**Brief**
Write out the records that appear below, verbatim and complete, but without pictures.

**Records shown**
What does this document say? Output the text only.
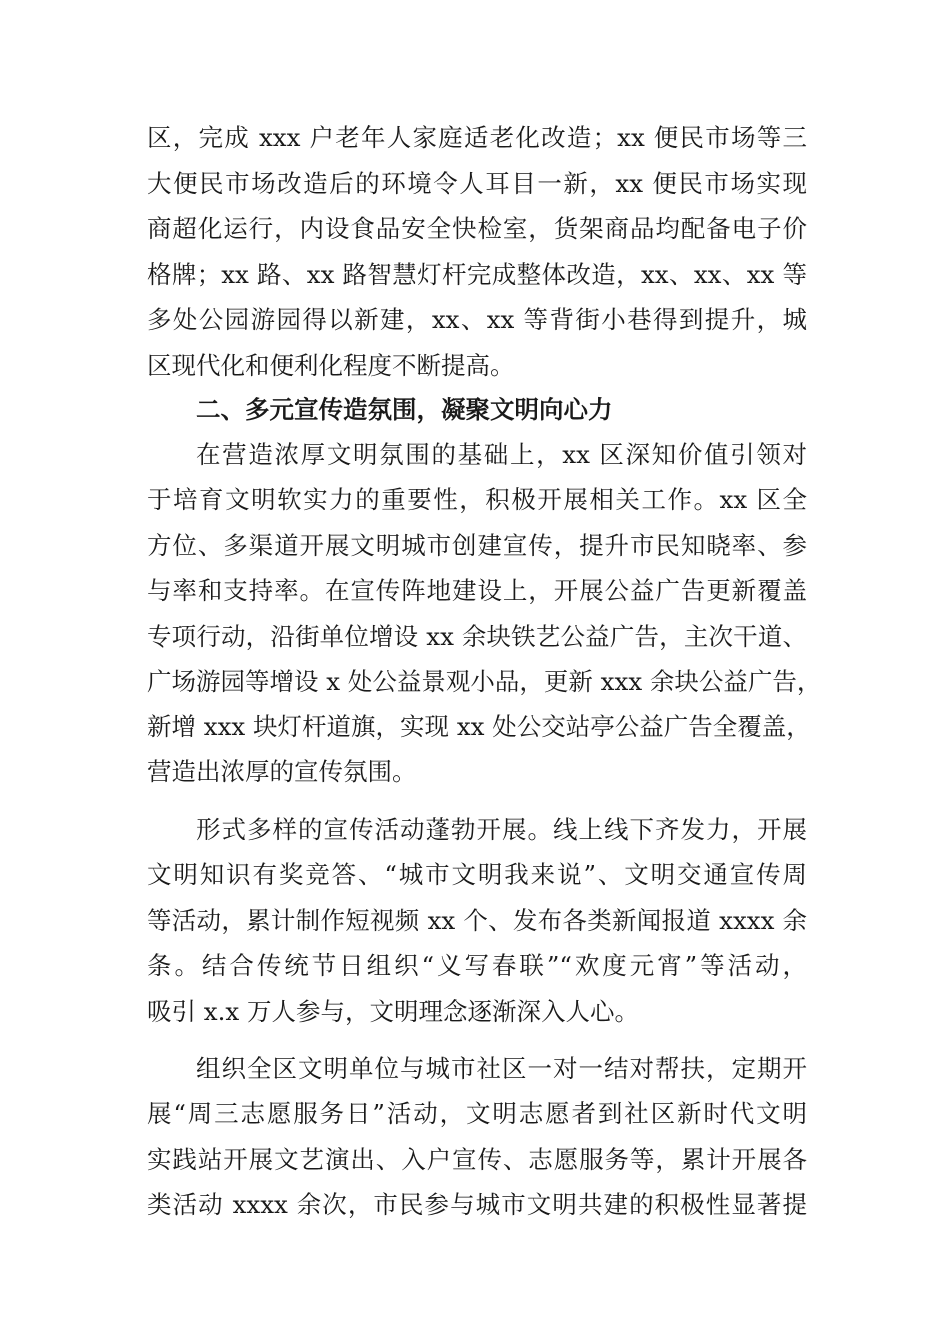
区，完成 xxx 户老年人家庭适老化改造；xx 便民市场等三
大便民市场改造后的环境令人耳目一新，xx 便民市场实现
商超化运行，内设食品安全快检室，货架商品均配备电子价
格牌；xx 路、xx 路智慧灯杆完成整体改造，xx、xx、xx 等
多处公园游园得以新建，xx、xx 等背街小巷得到提升，城
区现代化和便利化程度不断提高。
二、多元宣传造氛围，凝聚文明向心力
在营造浓厚文明氛围的基础上，xx 区深知价值引领对
于培育文明软实力的重要性，积极开展相关工作。xx 区全
方位、多渠道开展文明城市创建宣传，提升市民知晓率、参
与率和支持率。在宣传阵地建设上，开展公益广告更新覆盖
专项行动，沿街单位增设 xx 余块铁艺公益广告，主次干道、
广场游园等增设 x 处公益景观小品，更新 xxx 余块公益广告，
新增 xxx 块灯杆道旗，实现 xx 处公交站亭公益广告全覆盖，
营造出浓厚的宣传氛围。
形式多样的宣传活动蓬勃开展。线上线下齐发力，开展
文明知识有奖竞答、“城市文明我来说”、文明交通宣传周
等活动，累计制作短视频 xx 个、发布各类新闻报道 xxxx 余
条。结合传统节日组织“义写春联”“欢度元宵”等活动，
吸引 x.x 万人参与，文明理念逐渐深入人心。
组织全区文明单位与城市社区一对一结对帮扶，定期开
展“周三志愿服务日”活动，文明志愿者到社区新时代文明
实践站开展文艺演出、入户宣传、志愿服务等，累计开展各
类活动 xxxx 余次，市民参与城市文明共建的积极性显著提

**Worked answer**
What does this document say? Output the text only.
区，完成 xxx 户老年人家庭适老化改造；xx 便民市场等三
大便民市场改造后的环境令人耳目一新，xx 便民市场实现
商超化运行，内设食品安全快检室，货架商品均配备电子价
格牌；xx 路、xx 路智慧灯杆完成整体改造，xx、xx、xx 等
多处公园游园得以新建，xx、xx 等背街小巷得到提升，城
区现代化和便利化程度不断提高。
二、多元宣传造氛围，凝聚文明向心力
在营造浓厚文明氛围的基础上，xx 区深知价值引领对
于培育文明软实力的重要性，积极开展相关工作。xx 区全
方位、多渠道开展文明城市创建宣传，提升市民知晓率、参
与率和支持率。在宣传阵地建设上，开展公益广告更新覆盖
专项行动，沿街单位增设 xx 余块铁艺公益广告，主次干道、
广场游园等增设 x 处公益景观小品，更新 xxx 余块公益广告，
新增 xxx 块灯杆道旗，实现 xx 处公交站亭公益广告全覆盖，
营造出浓厚的宣传氛围。
形式多样的宣传活动蓬勃开展。线上线下齐发力，开展
文明知识有奖竞答、“城市文明我来说”、文明交通宣传周
等活动，累计制作短视频 xx 个、发布各类新闻报道 xxxx 余
条。结合传统节日组织“义写春联”“欢度元宵”等活动，
吸引 x.x 万人参与，文明理念逐渐深入人心。
组织全区文明单位与城市社区一对一结对帮扶，定期开
展“周三志愿服务日”活动，文明志愿者到社区新时代文明
实践站开展文艺演出、入户宣传、志愿服务等，累计开展各
类活动 xxxx 余次，市民参与城市文明共建的积极性显著提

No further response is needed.